▶ EXTRACTED DATA

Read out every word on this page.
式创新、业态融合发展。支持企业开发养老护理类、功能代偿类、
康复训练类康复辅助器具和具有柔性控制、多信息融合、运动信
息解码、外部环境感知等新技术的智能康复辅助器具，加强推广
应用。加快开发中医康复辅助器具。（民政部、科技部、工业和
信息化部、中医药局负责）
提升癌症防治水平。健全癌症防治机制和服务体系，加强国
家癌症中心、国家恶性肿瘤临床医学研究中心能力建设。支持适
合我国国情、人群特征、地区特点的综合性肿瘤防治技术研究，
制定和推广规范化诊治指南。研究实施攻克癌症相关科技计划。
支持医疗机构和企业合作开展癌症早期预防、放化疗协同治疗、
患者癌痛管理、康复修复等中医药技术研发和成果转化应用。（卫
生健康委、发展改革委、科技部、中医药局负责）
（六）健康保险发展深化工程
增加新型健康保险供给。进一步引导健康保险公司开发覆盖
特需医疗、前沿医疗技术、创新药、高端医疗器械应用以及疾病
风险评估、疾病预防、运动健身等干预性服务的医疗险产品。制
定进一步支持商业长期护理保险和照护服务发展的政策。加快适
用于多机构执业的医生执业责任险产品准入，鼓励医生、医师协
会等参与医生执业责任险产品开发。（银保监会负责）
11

==

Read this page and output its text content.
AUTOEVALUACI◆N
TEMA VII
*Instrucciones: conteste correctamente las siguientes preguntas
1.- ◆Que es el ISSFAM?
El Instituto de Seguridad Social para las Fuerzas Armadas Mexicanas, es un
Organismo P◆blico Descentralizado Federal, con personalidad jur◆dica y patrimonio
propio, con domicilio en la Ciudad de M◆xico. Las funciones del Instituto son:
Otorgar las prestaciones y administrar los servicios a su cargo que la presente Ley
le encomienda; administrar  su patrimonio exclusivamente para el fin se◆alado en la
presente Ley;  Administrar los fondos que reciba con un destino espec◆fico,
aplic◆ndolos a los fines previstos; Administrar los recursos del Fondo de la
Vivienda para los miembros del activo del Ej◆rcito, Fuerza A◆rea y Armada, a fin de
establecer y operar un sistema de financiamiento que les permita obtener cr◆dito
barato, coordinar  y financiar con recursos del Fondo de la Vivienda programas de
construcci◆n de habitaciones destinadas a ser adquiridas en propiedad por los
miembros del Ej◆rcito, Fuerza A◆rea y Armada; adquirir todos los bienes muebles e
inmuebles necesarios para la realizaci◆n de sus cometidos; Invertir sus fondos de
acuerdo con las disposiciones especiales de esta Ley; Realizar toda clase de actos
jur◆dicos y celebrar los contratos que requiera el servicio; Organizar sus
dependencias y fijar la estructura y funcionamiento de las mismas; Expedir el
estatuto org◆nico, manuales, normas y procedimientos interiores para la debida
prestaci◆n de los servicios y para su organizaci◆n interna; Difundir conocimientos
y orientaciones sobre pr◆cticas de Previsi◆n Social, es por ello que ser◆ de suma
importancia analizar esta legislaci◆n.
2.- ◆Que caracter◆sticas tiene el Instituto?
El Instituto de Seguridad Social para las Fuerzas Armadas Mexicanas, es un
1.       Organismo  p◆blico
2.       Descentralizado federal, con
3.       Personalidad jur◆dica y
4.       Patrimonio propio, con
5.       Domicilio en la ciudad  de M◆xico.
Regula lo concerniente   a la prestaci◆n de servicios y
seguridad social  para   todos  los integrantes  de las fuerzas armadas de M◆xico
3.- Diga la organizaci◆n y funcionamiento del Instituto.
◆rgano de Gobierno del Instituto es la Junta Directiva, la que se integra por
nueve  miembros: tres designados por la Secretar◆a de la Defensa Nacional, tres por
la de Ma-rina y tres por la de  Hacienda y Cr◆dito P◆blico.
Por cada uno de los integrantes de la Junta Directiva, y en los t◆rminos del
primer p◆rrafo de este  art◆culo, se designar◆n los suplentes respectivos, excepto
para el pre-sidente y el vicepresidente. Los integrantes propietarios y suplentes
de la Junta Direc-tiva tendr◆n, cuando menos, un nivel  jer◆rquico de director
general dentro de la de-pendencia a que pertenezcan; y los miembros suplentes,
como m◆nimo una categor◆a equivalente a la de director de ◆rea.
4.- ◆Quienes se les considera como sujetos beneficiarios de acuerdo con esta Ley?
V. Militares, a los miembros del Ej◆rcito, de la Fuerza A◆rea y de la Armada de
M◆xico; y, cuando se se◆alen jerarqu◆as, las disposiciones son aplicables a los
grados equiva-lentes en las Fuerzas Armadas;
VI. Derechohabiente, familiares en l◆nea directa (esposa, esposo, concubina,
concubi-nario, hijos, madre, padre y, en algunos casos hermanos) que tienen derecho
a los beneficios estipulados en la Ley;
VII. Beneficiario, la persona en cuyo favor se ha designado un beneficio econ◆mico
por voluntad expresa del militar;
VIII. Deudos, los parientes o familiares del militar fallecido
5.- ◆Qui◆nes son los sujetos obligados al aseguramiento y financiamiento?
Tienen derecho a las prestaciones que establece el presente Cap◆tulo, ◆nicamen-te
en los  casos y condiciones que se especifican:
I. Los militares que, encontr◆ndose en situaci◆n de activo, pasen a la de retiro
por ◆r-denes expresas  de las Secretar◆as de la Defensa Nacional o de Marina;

* * *

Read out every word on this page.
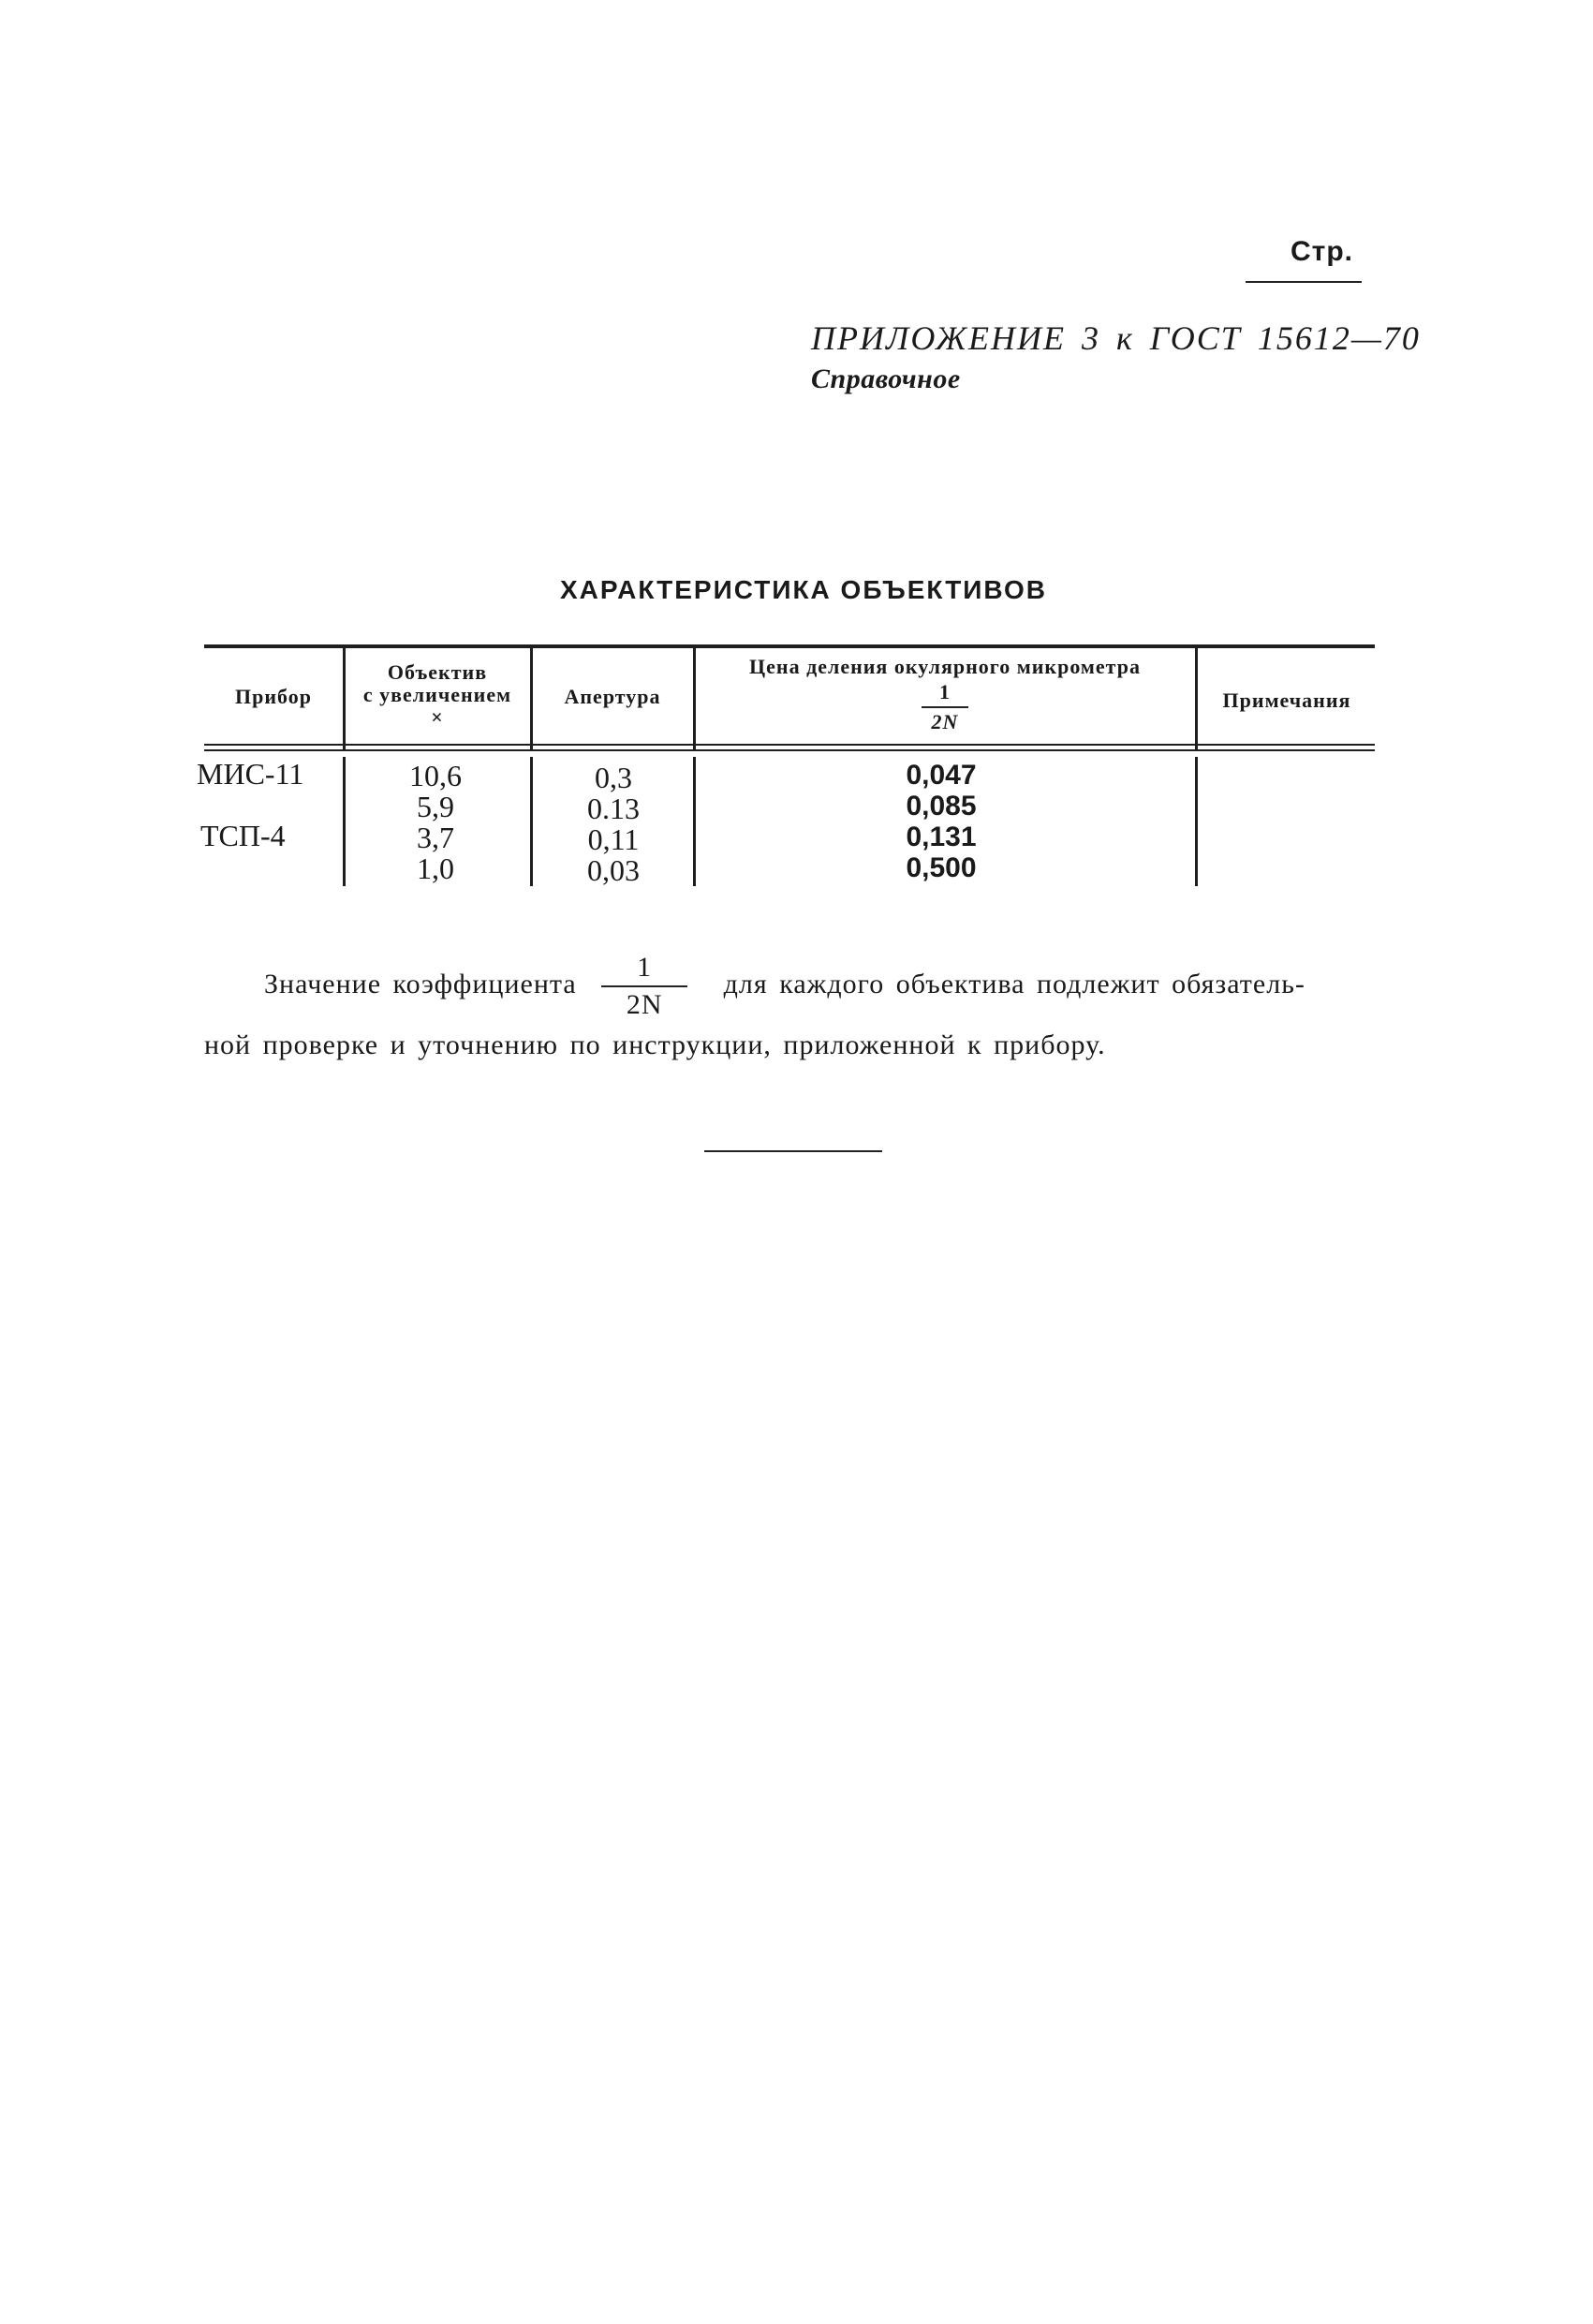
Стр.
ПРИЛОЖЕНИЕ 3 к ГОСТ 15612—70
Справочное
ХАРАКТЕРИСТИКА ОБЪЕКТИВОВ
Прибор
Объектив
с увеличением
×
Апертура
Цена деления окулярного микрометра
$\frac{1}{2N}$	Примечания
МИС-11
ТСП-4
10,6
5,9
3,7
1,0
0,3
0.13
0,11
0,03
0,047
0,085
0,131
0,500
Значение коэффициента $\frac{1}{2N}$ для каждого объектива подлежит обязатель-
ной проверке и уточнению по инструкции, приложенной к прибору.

▶ INSTRUCTION
Your answer should be one number: how many lines in the material above contain the string "dica".

▶ RESPONSE FOR THIS EXERCISE
2